* Begin INFORMATION GIVEN *
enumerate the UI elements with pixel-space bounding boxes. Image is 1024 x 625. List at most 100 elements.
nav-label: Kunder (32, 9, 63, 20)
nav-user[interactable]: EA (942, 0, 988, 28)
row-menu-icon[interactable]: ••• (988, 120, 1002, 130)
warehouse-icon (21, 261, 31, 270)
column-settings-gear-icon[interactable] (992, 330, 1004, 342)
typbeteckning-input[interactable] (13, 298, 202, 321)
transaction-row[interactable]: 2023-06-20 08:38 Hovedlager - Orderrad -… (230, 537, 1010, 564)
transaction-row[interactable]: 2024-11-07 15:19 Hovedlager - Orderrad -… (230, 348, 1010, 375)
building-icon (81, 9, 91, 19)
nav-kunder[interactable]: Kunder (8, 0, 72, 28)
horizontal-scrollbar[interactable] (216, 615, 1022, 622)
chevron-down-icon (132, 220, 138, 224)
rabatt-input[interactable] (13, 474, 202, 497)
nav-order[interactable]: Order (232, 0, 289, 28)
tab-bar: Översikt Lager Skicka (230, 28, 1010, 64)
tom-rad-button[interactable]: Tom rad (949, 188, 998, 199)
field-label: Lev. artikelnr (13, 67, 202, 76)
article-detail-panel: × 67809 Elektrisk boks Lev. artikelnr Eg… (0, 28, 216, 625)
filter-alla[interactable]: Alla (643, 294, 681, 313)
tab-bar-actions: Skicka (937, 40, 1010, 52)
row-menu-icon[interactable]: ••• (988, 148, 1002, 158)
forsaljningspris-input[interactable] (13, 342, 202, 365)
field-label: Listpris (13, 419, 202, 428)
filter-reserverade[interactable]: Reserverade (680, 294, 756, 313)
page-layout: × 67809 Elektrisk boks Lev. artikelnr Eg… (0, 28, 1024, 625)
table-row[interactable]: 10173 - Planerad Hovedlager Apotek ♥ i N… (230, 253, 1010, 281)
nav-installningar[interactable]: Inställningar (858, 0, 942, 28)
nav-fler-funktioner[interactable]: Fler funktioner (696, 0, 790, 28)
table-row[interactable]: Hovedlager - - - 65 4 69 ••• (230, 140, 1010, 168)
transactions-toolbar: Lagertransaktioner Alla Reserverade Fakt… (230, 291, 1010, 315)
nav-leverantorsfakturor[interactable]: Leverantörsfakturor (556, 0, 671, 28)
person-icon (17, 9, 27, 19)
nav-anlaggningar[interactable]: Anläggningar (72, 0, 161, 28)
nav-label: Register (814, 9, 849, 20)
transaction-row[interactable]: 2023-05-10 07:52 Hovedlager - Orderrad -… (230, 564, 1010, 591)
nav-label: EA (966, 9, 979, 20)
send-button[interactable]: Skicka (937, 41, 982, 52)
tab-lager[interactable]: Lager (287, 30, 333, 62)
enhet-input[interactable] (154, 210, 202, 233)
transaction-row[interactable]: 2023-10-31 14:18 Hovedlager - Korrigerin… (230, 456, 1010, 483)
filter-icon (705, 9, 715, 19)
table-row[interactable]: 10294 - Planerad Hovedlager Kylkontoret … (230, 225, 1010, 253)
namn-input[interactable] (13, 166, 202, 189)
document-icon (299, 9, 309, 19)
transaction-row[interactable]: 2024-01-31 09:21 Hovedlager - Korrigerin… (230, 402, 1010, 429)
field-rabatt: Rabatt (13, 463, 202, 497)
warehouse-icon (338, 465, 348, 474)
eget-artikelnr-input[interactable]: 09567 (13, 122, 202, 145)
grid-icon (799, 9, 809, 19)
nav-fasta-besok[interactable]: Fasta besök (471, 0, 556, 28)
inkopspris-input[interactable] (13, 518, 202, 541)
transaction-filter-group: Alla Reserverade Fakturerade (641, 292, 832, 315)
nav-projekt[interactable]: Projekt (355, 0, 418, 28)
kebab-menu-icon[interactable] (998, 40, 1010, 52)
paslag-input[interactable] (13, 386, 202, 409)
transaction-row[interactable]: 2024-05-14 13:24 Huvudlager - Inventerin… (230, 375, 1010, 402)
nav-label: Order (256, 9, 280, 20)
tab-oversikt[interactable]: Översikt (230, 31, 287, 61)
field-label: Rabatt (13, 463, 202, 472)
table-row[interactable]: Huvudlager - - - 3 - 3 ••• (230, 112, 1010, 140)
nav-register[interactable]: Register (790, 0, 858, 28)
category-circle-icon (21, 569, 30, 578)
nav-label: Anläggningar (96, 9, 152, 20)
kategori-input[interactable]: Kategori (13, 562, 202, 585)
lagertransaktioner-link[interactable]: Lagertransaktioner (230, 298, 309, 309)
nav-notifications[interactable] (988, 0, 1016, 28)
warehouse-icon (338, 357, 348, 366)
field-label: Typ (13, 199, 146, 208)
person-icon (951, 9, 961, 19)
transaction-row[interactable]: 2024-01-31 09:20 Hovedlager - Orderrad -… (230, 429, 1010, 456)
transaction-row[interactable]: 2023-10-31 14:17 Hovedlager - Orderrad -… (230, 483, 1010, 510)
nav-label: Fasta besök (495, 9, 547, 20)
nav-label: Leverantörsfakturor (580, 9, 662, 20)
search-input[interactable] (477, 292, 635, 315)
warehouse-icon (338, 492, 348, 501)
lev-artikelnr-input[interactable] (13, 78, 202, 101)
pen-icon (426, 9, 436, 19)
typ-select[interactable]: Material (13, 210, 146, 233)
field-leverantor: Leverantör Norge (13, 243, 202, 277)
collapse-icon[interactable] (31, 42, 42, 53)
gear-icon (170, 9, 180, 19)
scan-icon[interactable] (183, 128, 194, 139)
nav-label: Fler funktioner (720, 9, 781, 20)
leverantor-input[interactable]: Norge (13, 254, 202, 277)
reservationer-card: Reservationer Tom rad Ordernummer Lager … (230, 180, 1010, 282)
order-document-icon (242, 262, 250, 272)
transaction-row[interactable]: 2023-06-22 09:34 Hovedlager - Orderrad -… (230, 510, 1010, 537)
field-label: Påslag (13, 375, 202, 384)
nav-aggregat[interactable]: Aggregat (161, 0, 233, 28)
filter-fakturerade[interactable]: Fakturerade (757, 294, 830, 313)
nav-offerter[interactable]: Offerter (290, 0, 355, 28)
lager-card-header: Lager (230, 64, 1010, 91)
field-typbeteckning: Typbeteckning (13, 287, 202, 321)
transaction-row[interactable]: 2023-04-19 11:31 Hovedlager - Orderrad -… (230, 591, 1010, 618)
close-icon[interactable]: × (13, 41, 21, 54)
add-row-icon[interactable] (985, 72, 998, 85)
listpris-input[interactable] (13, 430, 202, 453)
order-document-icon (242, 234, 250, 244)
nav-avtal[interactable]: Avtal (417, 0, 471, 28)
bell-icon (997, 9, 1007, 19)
* End INFORMATION GIVEN *
:: STATED TASK ::
Rewrite every line from all the records above as a numbered list, leaving out any blank lines.

:: RESPONSE TO THE EXERCISE ::
1. enumerate the UI elements with pixel-space bounding boxes. Image is 1024 x 625. List at most 100 elements.
2. nav-label: Kunder (32, 9, 63, 20)
3. nav-user[interactable]: EA (942, 0, 988, 28)
4. row-menu-icon[interactable]: ••• (988, 120, 1002, 130)
5. warehouse-icon (21, 261, 31, 270)
6. column-settings-gear-icon[interactable] (992, 330, 1004, 342)
7. typbeteckning-input[interactable] (13, 298, 202, 321)
8. transaction-row[interactable]: 2023-06-20 08:38 Hovedlager - Orderrad -… (230, 537, 1010, 564)
9. transaction-row[interactable]: 2024-11-07 15:19 Hovedlager - Orderrad -… (230, 348, 1010, 375)
10. building-icon (81, 9, 91, 19)
11. nav-kunder[interactable]: Kunder (8, 0, 72, 28)
12. horizontal-scrollbar[interactable] (216, 615, 1022, 622)
13. chevron-down-icon (132, 220, 138, 224)
14. rabatt-input[interactable] (13, 474, 202, 497)
15. nav-order[interactable]: Order (232, 0, 289, 28)
16. tab-bar: Översikt Lager Skicka (230, 28, 1010, 64)
17. tom-rad-button[interactable]: Tom rad (949, 188, 998, 199)
18. field-label: Lev. artikelnr (13, 67, 202, 76)
19. article-detail-panel: × 67809 Elektrisk boks Lev. artikelnr Eg… (0, 28, 216, 625)
20. filter-alla[interactable]: Alla (643, 294, 681, 313)
21. tab-bar-actions: Skicka (937, 40, 1010, 52)
22. row-menu-icon[interactable]: ••• (988, 148, 1002, 158)
23. forsaljningspris-input[interactable] (13, 342, 202, 365)
24. field-label: Listpris (13, 419, 202, 428)
25. filter-reserverade[interactable]: Reserverade (680, 294, 756, 313)
26. page-layout: × 67809 Elektrisk boks Lev. artikelnr Eg… (0, 28, 1024, 625)
27. table-row[interactable]: 10173 - Planerad Hovedlager Apotek ♥ i N… (230, 253, 1010, 281)
28. nav-installningar[interactable]: Inställningar (858, 0, 942, 28)
29. nav-fler-funktioner[interactable]: Fler funktioner (696, 0, 790, 28)
30. table-row[interactable]: Hovedlager - - - 65 4 69 ••• (230, 140, 1010, 168)
31. transactions-toolbar: Lagertransaktioner Alla Reserverade Fakt… (230, 291, 1010, 315)
32. nav-leverantorsfakturor[interactable]: Leverantörsfakturor (556, 0, 671, 28)
33. person-icon (17, 9, 27, 19)
34. nav-anlaggningar[interactable]: Anläggningar (72, 0, 161, 28)
35. nav-label: Register (814, 9, 849, 20)
36. transaction-row[interactable]: 2023-05-10 07:52 Hovedlager - Orderrad -… (230, 564, 1010, 591)
37. nav-label: EA (966, 9, 979, 20)
38. send-button[interactable]: Skicka (937, 41, 982, 52)
39. tab-lager[interactable]: Lager (287, 30, 333, 62)
40. enhet-input[interactable] (154, 210, 202, 233)
41. transaction-row[interactable]: 2023-10-31 14:18 Hovedlager - Korrigerin… (230, 456, 1010, 483)
42. filter-icon (705, 9, 715, 19)
43. table-row[interactable]: 10294 - Planerad Hovedlager Kylkontoret … (230, 225, 1010, 253)
44. namn-input[interactable] (13, 166, 202, 189)
45. document-icon (299, 9, 309, 19)
46. transaction-row[interactable]: 2024-01-31 09:21 Hovedlager - Korrigerin… (230, 402, 1010, 429)
47. field-rabatt: Rabatt (13, 463, 202, 497)
48. warehouse-icon (338, 465, 348, 474)
49. eget-artikelnr-input[interactable]: 09567 (13, 122, 202, 145)
50. grid-icon (799, 9, 809, 19)
51. nav-fasta-besok[interactable]: Fasta besök (471, 0, 556, 28)
52. inkopspris-input[interactable] (13, 518, 202, 541)
53. transaction-filter-group: Alla Reserverade Fakturerade (641, 292, 832, 315)
54. nav-projekt[interactable]: Projekt (355, 0, 418, 28)
55. kebab-menu-icon[interactable] (998, 40, 1010, 52)
56. paslag-input[interactable] (13, 386, 202, 409)
57. transaction-row[interactable]: 2024-05-14 13:24 Huvudlager - Inventerin… (230, 375, 1010, 402)
58. nav-label: Order (256, 9, 280, 20)
59. tab-oversikt[interactable]: Översikt (230, 31, 287, 61)
60. field-label: Rabatt (13, 463, 202, 472)
61. table-row[interactable]: Huvudlager - - - 3 - 3 ••• (230, 112, 1010, 140)
62. nav-register[interactable]: Register (790, 0, 858, 28)
63. category-circle-icon (21, 569, 30, 578)
64. nav-label: Anläggningar (96, 9, 152, 20)
65. kategori-input[interactable]: Kategori (13, 562, 202, 585)
66. lagertransaktioner-link[interactable]: Lagertransaktioner (230, 298, 309, 309)
67. nav-notifications[interactable] (988, 0, 1016, 28)
68. warehouse-icon (338, 357, 348, 366)
69. field-label: Typ (13, 199, 146, 208)
70. person-icon (951, 9, 961, 19)
71. transaction-row[interactable]: 2024-01-31 09:20 Hovedlager - Orderrad -… (230, 429, 1010, 456)
72. transaction-row[interactable]: 2023-10-31 14:17 Hovedlager - Orderrad -… (230, 483, 1010, 510)
73. nav-label: Fasta besök (495, 9, 547, 20)
74. nav-label: Leverantörsfakturor (580, 9, 662, 20)
75. search-input[interactable] (477, 292, 635, 315)
76. warehouse-icon (338, 492, 348, 501)
77. lev-artikelnr-input[interactable] (13, 78, 202, 101)
78. pen-icon (426, 9, 436, 19)
79. typ-select[interactable]: Material (13, 210, 146, 233)
80. field-leverantor: Leverantör Norge (13, 243, 202, 277)
81. collapse-icon[interactable] (31, 42, 42, 53)
82. gear-icon (170, 9, 180, 19)
83. scan-icon[interactable] (183, 128, 194, 139)
84. nav-label: Fler funktioner (720, 9, 781, 20)
85. leverantor-input[interactable]: Norge (13, 254, 202, 277)
86. reservationer-card: Reservationer Tom rad Ordernummer Lager … (230, 180, 1010, 282)
87. order-document-icon (242, 262, 250, 272)
88. transaction-row[interactable]: 2023-06-22 09:34 Hovedlager - Orderrad -… (230, 510, 1010, 537)
89. field-label: Påslag (13, 375, 202, 384)
90. nav-aggregat[interactable]: Aggregat (161, 0, 233, 28)
91. filter-fakturerade[interactable]: Fakturerade (757, 294, 830, 313)
92. nav-offerter[interactable]: Offerter (290, 0, 355, 28)
93. lager-card-header: Lager (230, 64, 1010, 91)
94. field-typbeteckning: Typbeteckning (13, 287, 202, 321)
95. transaction-row[interactable]: 2023-04-19 11:31 Hovedlager - Orderrad -… (230, 591, 1010, 618)
96. close-icon[interactable]: × (13, 41, 21, 54)
97. add-row-icon[interactable] (985, 72, 998, 85)
98. listpris-input[interactable] (13, 430, 202, 453)
99. order-document-icon (242, 234, 250, 244)
100. nav-avtal[interactable]: Avtal (417, 0, 471, 28)
101. bell-icon (997, 9, 1007, 19)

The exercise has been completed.